Exercise material →
■ ■ ■ ■ ■ ■ ■

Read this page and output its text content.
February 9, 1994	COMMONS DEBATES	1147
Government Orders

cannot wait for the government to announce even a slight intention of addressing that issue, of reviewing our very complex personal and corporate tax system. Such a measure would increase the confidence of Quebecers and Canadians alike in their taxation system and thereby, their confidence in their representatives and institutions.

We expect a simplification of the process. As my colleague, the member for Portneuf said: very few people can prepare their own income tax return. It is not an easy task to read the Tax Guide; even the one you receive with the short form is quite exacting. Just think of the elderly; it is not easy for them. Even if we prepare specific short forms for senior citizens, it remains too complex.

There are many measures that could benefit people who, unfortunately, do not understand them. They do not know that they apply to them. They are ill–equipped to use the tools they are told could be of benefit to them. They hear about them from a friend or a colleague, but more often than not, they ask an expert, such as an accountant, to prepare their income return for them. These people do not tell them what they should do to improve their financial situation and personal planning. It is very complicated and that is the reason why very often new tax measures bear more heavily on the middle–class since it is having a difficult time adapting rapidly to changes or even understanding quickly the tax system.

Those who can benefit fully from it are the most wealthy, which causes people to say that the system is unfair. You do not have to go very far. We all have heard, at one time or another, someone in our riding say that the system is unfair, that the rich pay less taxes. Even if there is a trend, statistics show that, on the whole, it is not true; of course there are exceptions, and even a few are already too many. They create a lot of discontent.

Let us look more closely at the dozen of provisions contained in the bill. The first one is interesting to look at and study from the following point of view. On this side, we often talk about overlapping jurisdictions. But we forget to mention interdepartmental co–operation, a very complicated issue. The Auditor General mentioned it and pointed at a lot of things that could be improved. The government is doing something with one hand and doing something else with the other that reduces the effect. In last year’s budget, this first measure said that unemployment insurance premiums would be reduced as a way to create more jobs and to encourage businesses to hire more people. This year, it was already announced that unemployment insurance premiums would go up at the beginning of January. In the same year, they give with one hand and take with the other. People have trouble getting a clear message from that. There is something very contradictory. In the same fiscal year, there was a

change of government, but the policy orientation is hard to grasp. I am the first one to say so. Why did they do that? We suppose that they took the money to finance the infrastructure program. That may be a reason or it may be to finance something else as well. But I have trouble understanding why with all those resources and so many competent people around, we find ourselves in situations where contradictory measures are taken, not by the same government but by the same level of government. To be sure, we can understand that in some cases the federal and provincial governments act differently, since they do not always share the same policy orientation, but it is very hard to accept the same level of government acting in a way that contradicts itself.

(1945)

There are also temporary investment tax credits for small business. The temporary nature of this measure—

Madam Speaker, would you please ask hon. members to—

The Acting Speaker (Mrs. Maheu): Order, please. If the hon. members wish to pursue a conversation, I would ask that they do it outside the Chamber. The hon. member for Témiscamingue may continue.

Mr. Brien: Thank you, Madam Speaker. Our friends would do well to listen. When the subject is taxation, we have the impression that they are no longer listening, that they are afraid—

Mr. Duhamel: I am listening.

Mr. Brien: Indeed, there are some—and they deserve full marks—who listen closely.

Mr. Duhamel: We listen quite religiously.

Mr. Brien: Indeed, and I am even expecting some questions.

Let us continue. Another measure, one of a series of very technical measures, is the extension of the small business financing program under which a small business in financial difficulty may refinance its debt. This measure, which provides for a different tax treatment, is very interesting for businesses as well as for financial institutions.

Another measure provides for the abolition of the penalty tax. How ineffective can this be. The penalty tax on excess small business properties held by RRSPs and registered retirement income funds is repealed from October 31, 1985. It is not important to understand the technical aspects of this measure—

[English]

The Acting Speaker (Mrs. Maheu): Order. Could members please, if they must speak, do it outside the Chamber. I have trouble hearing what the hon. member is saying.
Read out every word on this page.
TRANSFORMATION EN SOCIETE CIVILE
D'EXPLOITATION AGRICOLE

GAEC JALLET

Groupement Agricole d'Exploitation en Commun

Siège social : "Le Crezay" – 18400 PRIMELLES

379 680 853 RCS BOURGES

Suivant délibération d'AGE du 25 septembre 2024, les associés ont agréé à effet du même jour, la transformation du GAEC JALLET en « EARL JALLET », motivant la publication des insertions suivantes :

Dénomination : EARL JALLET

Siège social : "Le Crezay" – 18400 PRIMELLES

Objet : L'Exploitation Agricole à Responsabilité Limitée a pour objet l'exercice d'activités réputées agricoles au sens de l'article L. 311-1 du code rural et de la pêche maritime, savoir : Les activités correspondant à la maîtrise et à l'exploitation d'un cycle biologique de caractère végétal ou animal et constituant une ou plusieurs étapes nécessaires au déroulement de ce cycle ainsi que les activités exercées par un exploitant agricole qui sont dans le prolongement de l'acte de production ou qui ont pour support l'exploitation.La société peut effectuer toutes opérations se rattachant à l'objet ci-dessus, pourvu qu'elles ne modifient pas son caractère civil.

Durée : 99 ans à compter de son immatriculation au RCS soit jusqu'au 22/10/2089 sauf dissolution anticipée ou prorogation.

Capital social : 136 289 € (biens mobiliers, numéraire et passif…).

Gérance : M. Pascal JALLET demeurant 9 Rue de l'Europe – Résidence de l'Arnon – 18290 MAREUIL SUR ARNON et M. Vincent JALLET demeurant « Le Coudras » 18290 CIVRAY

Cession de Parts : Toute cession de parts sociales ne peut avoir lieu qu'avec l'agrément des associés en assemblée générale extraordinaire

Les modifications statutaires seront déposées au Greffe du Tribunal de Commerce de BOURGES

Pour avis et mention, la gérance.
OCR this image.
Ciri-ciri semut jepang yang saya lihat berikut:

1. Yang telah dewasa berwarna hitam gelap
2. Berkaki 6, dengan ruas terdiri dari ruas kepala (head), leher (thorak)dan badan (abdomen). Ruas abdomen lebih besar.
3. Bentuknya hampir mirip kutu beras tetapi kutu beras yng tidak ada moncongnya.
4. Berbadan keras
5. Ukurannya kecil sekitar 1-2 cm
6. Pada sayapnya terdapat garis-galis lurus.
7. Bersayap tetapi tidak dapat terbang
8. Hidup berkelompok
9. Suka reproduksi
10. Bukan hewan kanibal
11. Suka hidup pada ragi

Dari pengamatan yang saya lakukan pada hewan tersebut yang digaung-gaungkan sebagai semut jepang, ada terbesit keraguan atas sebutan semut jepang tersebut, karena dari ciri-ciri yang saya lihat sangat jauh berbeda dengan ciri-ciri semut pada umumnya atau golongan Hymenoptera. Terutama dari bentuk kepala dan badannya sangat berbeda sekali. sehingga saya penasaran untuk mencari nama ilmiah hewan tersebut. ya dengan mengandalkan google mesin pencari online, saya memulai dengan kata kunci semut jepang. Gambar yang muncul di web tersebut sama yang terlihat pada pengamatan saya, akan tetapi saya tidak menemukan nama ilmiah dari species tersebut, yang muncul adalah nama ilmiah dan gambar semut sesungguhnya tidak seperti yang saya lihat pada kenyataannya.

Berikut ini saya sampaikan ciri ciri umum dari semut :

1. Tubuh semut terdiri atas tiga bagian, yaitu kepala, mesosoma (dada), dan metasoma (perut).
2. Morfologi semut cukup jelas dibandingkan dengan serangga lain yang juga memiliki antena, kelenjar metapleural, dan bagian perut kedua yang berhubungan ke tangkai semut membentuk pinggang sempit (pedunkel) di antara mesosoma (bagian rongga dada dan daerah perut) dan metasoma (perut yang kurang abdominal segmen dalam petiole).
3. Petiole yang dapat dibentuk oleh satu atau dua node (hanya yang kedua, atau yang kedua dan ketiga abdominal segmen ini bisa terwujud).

■ ■ ■ ■ ■ ■ ■

Task →
Reproduce all of the entries word for word.

Result of this task →
Read this page and output its text content.
February 9, 1994	COMMONS DEBATES	1147
Government Orders

cannot wait for the government to announce even a slight intention of addressing that issue, of reviewing our very complex personal and corporate tax system. Such a measure would increase the confidence of Quebecers and Canadians alike in their taxation system and thereby, their confidence in their representatives and institutions.

We expect a simplification of the process. As my colleague, the member for Portneuf said: very few people can prepare their own income tax return. It is not an easy task to read the Tax Guide; even the one you receive with the short form is quite exacting. Just think of the elderly; it is not easy for them. Even if we prepare specific short forms for senior citizens, it remains too complex.

There are many measures that could benefit people who, unfortunately, do not understand them. They do not know that they apply to them. They are ill–equipped to use the tools they are told could be of benefit to them. They hear about them from a friend or a colleague, but more often than not, they ask an expert, such as an accountant, to prepare their income return for them. These people do not tell them what they should do to improve their financial situation and personal planning. It is very complicated and that is the reason why very often new tax measures bear more heavily on the middle–class since it is having a difficult time adapting rapidly to changes or even understanding quickly the tax system.

Those who can benefit fully from it are the most wealthy, which causes people to say that the system is unfair. You do not have to go very far. We all have heard, at one time or another, someone in our riding say that the system is unfair, that the rich pay less taxes. Even if there is a trend, statistics show that, on the whole, it is not true; of course there are exceptions, and even a few are already too many. They create a lot of discontent.

Let us look more closely at the dozen of provisions contained in the bill. The first one is interesting to look at and study from the following point of view. On this side, we often talk about overlapping jurisdictions. But we forget to mention interdepartmental co–operation, a very complicated issue. The Auditor General mentioned it and pointed at a lot of things that could be improved. The government is doing something with one hand and doing something else with the other that reduces the effect. In last year’s budget, this first measure said that unemployment insurance premiums would be reduced as a way to create more jobs and to encourage businesses to hire more people. This year, it was already announced that unemployment insurance premiums would go up at the beginning of January. In the same year, they give with one hand and take with the other. People have trouble getting a clear message from that. There is something very contradictory. In the same fiscal year, there was a

change of government, but the policy orientation is hard to grasp. I am the first one to say so. Why did they do that? We suppose that they took the money to finance the infrastructure program. That may be a reason or it may be to finance something else as well. But I have trouble understanding why with all those resources and so many competent people around, we find ourselves in situations where contradictory measures are taken, not by the same government but by the same level of government. To be sure, we can understand that in some cases the federal and provincial governments act differently, since they do not always share the same policy orientation, but it is very hard to accept the same level of government acting in a way that contradicts itself.

(1945)

There are also temporary investment tax credits for small business. The temporary nature of this measure—

Madam Speaker, would you please ask hon. members to—

The Acting Speaker (Mrs. Maheu): Order, please. If the hon. members wish to pursue a conversation, I would ask that they do it outside the Chamber. The hon. member for Témiscamingue may continue.

Mr. Brien: Thank you, Madam Speaker. Our friends would do well to listen. When the subject is taxation, we have the impression that they are no longer listening, that they are afraid—

Mr. Duhamel: I am listening.

Mr. Brien: Indeed, there are some—and they deserve full marks—who listen closely.

Mr. Duhamel: We listen quite religiously.

Mr. Brien: Indeed, and I am even expecting some questions.

Let us continue. Another measure, one of a series of very technical measures, is the extension of the small business financing program under which a small business in financial difficulty may refinance its debt. This measure, which provides for a different tax treatment, is very interesting for businesses as well as for financial institutions.

Another measure provides for the abolition of the penalty tax. How ineffective can this be. The penalty tax on excess small business properties held by RRSPs and registered retirement income funds is repealed from October 31, 1985. It is not important to understand the technical aspects of this measure—

[English]

The Acting Speaker (Mrs. Maheu): Order. Could members please, if they must speak, do it outside the Chamber. I have trouble hearing what the hon. member is saying.
Read out every word on this page.
TRANSFORMATION EN SOCIETE CIVILE
D'EXPLOITATION AGRICOLE

GAEC JALLET

Groupement Agricole d'Exploitation en Commun

Siège social : "Le Crezay" – 18400 PRIMELLES

379 680 853 RCS BOURGES

Suivant délibération d'AGE du 25 septembre 2024, les associés ont agréé à effet du même jour, la transformation du GAEC JALLET en « EARL JALLET », motivant la publication des insertions suivantes :

Dénomination : EARL JALLET

Siège social : "Le Crezay" – 18400 PRIMELLES

Objet : L'Exploitation Agricole à Responsabilité Limitée a pour objet l'exercice d'activités réputées agricoles au sens de l'article L. 311-1 du code rural et de la pêche maritime, savoir : Les activités correspondant à la maîtrise et à l'exploitation d'un cycle biologique de caractère végétal ou animal et constituant une ou plusieurs étapes nécessaires au déroulement de ce cycle ainsi que les activités exercées par un exploitant agricole qui sont dans le prolongement de l'acte de production ou qui ont pour support l'exploitation.La société peut effectuer toutes opérations se rattachant à l'objet ci-dessus, pourvu qu'elles ne modifient pas son caractère civil.

Durée : 99 ans à compter de son immatriculation au RCS soit jusqu'au 22/10/2089 sauf dissolution anticipée ou prorogation.

Capital social : 136 289 € (biens mobiliers, numéraire et passif…).

Gérance : M. Pascal JALLET demeurant 9 Rue de l'Europe – Résidence de l'Arnon – 18290 MAREUIL SUR ARNON et M. Vincent JALLET demeurant « Le Coudras » 18290 CIVRAY

Cession de Parts : Toute cession de parts sociales ne peut avoir lieu qu'avec l'agrément des associés en assemblée générale extraordinaire

Les modifications statutaires seront déposées au Greffe du Tribunal de Commerce de BOURGES

Pour avis et mention, la gérance.
OCR this image.
Ciri-ciri semut jepang yang saya lihat berikut:

1. Yang telah dewasa berwarna hitam gelap
2. Berkaki 6, dengan ruas terdiri dari ruas kepala (head), leher (thorak)dan badan (abdomen). Ruas abdomen lebih besar.
3. Bentuknya hampir mirip kutu beras tetapi kutu beras yng tidak ada moncongnya.
4. Berbadan keras
5. Ukurannya kecil sekitar 1-2 cm
6. Pada sayapnya terdapat garis-galis lurus.
7. Bersayap tetapi tidak dapat terbang
8. Hidup berkelompok
9. Suka reproduksi
10. Bukan hewan kanibal
11. Suka hidup pada ragi

Dari pengamatan yang saya lakukan pada hewan tersebut yang digaung-gaungkan sebagai semut jepang, ada terbesit keraguan atas sebutan semut jepang tersebut, karena dari ciri-ciri yang saya lihat sangat jauh berbeda dengan ciri-ciri semut pada umumnya atau golongan Hymenoptera. Terutama dari bentuk kepala dan badannya sangat berbeda sekali. sehingga saya penasaran untuk mencari nama ilmiah hewan tersebut. ya dengan mengandalkan google mesin pencari online, saya memulai dengan kata kunci semut jepang. Gambar yang muncul di web tersebut sama yang terlihat pada pengamatan saya, akan tetapi saya tidak menemukan nama ilmiah dari species tersebut, yang muncul adalah nama ilmiah dan gambar semut sesungguhnya tidak seperti yang saya lihat pada kenyataannya.

Berikut ini saya sampaikan ciri ciri umum dari semut :

1. Tubuh semut terdiri atas tiga bagian, yaitu kepala, mesosoma (dada), dan metasoma (perut).
2. Morfologi semut cukup jelas dibandingkan dengan serangga lain yang juga memiliki antena, kelenjar metapleural, dan bagian perut kedua yang berhubungan ke tangkai semut membentuk pinggang sempit (pedunkel) di antara mesosoma (bagian rongga dada dan daerah perut) dan metasoma (perut yang kurang abdominal segmen dalam petiole).
3. Petiole yang dapat dibentuk oleh satu atau dua node (hanya yang kedua, atau yang kedua dan ketiga abdominal segmen ini bisa terwujud).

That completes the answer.